Written task: Locate every line below that contains the word "Section" and copy it.

Supplied entries:
· · · · · · ·
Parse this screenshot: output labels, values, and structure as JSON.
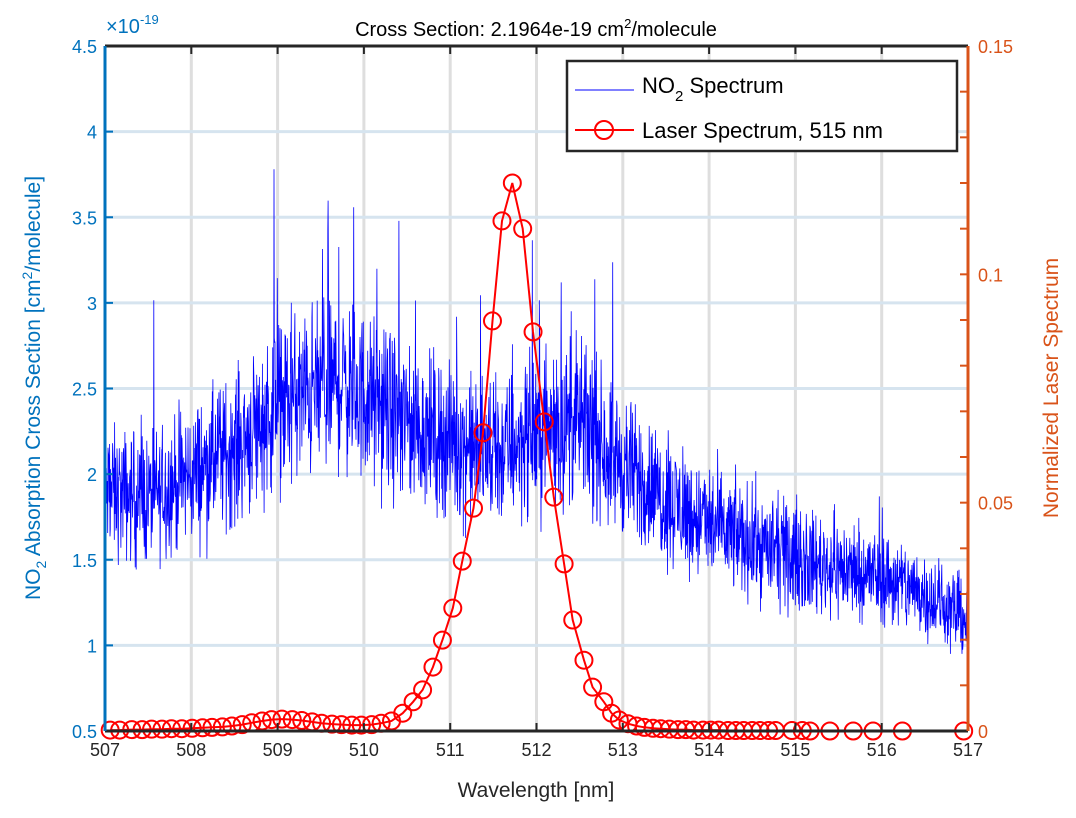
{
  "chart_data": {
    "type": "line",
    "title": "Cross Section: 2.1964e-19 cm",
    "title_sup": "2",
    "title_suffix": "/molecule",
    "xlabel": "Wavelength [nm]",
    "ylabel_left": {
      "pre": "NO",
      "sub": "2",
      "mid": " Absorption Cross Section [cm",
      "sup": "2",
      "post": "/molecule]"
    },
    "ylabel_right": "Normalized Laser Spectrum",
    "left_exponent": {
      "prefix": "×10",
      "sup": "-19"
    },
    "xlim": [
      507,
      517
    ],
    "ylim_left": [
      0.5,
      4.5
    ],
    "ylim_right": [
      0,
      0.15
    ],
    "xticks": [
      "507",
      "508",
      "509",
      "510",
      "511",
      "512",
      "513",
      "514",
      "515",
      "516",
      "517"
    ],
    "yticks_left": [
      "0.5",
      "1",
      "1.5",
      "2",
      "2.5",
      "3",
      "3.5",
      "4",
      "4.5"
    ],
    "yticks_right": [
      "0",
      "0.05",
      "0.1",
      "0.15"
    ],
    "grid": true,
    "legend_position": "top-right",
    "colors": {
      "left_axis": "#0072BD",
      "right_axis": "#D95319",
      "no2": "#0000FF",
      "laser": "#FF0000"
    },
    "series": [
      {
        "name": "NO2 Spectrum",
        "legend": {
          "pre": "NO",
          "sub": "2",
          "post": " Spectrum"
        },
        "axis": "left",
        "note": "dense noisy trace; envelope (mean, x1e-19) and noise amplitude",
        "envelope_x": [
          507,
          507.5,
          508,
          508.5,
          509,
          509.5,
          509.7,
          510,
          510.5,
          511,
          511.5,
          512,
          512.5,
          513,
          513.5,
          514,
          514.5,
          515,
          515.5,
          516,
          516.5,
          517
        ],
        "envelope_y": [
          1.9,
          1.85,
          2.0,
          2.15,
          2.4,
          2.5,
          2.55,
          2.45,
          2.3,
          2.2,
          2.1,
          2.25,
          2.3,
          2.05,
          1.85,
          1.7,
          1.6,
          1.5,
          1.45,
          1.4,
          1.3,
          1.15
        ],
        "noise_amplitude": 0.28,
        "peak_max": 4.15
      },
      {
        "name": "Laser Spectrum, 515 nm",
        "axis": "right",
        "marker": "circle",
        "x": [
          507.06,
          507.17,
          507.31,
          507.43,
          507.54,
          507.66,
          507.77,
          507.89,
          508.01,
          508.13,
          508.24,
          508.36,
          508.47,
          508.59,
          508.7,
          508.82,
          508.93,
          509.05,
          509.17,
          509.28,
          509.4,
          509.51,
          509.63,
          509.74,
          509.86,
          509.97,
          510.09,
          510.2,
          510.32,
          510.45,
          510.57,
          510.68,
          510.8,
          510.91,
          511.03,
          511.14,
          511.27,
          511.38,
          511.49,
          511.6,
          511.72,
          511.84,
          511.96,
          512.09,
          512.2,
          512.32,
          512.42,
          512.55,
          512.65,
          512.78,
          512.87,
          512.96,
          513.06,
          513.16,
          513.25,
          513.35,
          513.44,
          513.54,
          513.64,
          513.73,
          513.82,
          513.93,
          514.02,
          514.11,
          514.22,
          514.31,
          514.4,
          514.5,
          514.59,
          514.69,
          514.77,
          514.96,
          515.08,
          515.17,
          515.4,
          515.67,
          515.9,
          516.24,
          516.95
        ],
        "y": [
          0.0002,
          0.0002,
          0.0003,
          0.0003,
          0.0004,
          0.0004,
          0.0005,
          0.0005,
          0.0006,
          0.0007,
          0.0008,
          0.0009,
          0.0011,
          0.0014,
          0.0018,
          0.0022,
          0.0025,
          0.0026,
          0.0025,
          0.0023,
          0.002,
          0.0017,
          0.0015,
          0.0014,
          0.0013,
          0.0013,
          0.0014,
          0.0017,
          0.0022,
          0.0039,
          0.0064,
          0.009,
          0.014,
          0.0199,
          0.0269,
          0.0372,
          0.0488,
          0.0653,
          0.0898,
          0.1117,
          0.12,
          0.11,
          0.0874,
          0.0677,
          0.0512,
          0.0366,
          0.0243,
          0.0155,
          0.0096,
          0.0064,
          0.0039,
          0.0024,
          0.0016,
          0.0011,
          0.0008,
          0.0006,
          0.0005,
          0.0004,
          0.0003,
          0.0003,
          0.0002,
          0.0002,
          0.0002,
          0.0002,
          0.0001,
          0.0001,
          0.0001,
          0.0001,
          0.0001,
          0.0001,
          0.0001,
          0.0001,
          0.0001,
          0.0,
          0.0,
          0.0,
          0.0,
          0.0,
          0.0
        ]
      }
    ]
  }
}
· · · · · · ·
Solution for this task:
    "title": "Cross Section: 2.1964e-19 cm",
      "mid": " Absorption Cross Section [cm",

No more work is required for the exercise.